-- START GIVEN DATA --

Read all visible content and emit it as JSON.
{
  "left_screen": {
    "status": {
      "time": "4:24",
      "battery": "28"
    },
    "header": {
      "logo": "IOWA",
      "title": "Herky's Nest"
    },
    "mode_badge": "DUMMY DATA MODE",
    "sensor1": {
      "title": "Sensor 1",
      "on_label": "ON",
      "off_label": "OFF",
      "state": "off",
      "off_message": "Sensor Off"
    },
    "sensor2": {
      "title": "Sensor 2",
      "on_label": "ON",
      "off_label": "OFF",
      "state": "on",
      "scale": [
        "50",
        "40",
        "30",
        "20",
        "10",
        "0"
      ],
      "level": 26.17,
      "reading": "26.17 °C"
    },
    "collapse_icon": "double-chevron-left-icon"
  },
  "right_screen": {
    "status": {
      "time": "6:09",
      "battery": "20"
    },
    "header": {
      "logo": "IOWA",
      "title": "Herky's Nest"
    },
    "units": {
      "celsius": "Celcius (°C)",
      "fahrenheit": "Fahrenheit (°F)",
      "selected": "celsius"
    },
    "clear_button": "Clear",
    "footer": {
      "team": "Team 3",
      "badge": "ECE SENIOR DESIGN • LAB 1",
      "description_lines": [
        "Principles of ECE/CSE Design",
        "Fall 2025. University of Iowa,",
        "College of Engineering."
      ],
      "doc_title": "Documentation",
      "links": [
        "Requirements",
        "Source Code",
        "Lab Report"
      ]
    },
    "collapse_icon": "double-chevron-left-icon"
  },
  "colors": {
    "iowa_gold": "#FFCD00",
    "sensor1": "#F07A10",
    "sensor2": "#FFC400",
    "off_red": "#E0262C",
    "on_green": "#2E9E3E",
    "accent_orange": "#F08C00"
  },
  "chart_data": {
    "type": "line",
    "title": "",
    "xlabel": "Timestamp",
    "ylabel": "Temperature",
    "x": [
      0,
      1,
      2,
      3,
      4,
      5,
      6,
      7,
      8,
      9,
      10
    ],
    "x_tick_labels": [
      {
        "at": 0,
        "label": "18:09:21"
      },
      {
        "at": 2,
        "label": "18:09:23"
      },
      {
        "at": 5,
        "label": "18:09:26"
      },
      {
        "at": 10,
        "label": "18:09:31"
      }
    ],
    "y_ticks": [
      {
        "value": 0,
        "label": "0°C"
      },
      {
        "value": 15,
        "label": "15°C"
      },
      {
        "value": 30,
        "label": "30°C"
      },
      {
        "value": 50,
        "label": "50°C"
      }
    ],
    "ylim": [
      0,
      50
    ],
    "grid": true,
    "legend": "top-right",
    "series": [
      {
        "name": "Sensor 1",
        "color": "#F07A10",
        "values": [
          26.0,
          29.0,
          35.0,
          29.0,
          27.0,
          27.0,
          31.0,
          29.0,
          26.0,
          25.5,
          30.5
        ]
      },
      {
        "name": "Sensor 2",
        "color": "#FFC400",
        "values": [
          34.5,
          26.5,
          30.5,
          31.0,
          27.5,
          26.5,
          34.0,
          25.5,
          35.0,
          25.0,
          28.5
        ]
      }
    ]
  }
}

-- END GIVEN DATA --

— EXERCISE OBJECTIVE —
Give the entries once more, exactly as they appear.

— REPLY —
Read all visible content and emit it as JSON.
{
  "left_screen": {
    "status": {
      "time": "4:24",
      "battery": "28"
    },
    "header": {
      "logo": "IOWA",
      "title": "Herky's Nest"
    },
    "mode_badge": "DUMMY DATA MODE",
    "sensor1": {
      "title": "Sensor 1",
      "on_label": "ON",
      "off_label": "OFF",
      "state": "off",
      "off_message": "Sensor Off"
    },
    "sensor2": {
      "title": "Sensor 2",
      "on_label": "ON",
      "off_label": "OFF",
      "state": "on",
      "scale": [
        "50",
        "40",
        "30",
        "20",
        "10",
        "0"
      ],
      "level": 26.17,
      "reading": "26.17 °C"
    },
    "collapse_icon": "double-chevron-left-icon"
  },
  "right_screen": {
    "status": {
      "time": "6:09",
      "battery": "20"
    },
    "header": {
      "logo": "IOWA",
      "title": "Herky's Nest"
    },
    "units": {
      "celsius": "Celcius (°C)",
      "fahrenheit": "Fahrenheit (°F)",
      "selected": "celsius"
    },
    "clear_button": "Clear",
    "footer": {
      "team": "Team 3",
      "badge": "ECE SENIOR DESIGN • LAB 1",
      "description_lines": [
        "Principles of ECE/CSE Design",
        "Fall 2025. University of Iowa,",
        "College of Engineering."
      ],
      "doc_title": "Documentation",
      "links": [
        "Requirements",
        "Source Code",
        "Lab Report"
      ]
    },
    "collapse_icon": "double-chevron-left-icon"
  },
  "colors": {
    "iowa_gold": "#FFCD00",
    "sensor1": "#F07A10",
    "sensor2": "#FFC400",
    "off_red": "#E0262C",
    "on_green": "#2E9E3E",
    "accent_orange": "#F08C00"
  },
  "chart_data": {
    "type": "line",
    "title": "",
    "xlabel": "Timestamp",
    "ylabel": "Temperature",
    "x": [
      0,
      1,
      2,
      3,
      4,
      5,
      6,
      7,
      8,
      9,
      10
    ],
    "x_tick_labels": [
      {
        "at": 0,
        "label": "18:09:21"
      },
      {
        "at": 2,
        "label": "18:09:23"
      },
      {
        "at": 5,
        "label": "18:09:26"
      },
      {
        "at": 10,
        "label": "18:09:31"
      }
    ],
    "y_ticks": [
      {
        "value": 0,
        "label": "0°C"
      },
      {
        "value": 15,
        "label": "15°C"
      },
      {
        "value": 30,
        "label": "30°C"
      },
      {
        "value": 50,
        "label": "50°C"
      }
    ],
    "ylim": [
      0,
      50
    ],
    "grid": true,
    "legend": "top-right",
    "series": [
      {
        "name": "Sensor 1",
        "color": "#F07A10",
        "values": [
          26.0,
          29.0,
          35.0,
          29.0,
          27.0,
          27.0,
          31.0,
          29.0,
          26.0,
          25.5,
          30.5
        ]
      },
      {
        "name": "Sensor 2",
        "color": "#FFC400",
        "values": [
          34.5,
          26.5,
          30.5,
          31.0,
          27.5,
          26.5,
          34.0,
          25.5,
          35.0,
          25.0,
          28.5
        ]
      }
    ]
  }
}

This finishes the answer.